Figure dataset records

= = = = =

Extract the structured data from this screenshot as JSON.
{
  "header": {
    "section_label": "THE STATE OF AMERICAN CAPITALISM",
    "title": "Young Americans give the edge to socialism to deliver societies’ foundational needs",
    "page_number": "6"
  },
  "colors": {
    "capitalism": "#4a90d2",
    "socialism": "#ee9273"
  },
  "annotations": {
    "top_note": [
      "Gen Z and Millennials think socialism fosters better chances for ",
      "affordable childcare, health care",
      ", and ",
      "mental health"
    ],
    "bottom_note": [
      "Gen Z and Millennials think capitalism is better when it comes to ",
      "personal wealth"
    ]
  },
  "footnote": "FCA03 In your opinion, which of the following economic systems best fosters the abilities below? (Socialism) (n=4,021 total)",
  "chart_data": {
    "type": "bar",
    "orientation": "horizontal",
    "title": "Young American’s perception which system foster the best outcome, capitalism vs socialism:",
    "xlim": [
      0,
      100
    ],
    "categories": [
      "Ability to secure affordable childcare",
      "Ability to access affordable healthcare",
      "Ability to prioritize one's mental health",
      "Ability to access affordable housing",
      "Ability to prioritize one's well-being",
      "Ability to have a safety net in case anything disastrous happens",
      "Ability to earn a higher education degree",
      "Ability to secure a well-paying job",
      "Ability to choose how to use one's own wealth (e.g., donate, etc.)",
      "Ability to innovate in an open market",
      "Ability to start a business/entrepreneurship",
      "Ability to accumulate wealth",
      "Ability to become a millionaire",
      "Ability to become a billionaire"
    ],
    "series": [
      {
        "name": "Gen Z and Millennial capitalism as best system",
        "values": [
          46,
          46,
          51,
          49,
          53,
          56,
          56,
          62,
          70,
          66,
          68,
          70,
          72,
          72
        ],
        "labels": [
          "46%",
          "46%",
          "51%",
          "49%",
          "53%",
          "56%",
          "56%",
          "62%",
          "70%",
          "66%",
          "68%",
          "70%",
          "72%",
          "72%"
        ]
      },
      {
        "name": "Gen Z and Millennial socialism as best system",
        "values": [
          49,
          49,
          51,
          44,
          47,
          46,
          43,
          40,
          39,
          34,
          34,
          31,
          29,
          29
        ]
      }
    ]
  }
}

= = = = =

• Work instructions: Give back only a number, the number of lines where the string "think" occurs.

• Solution below: 2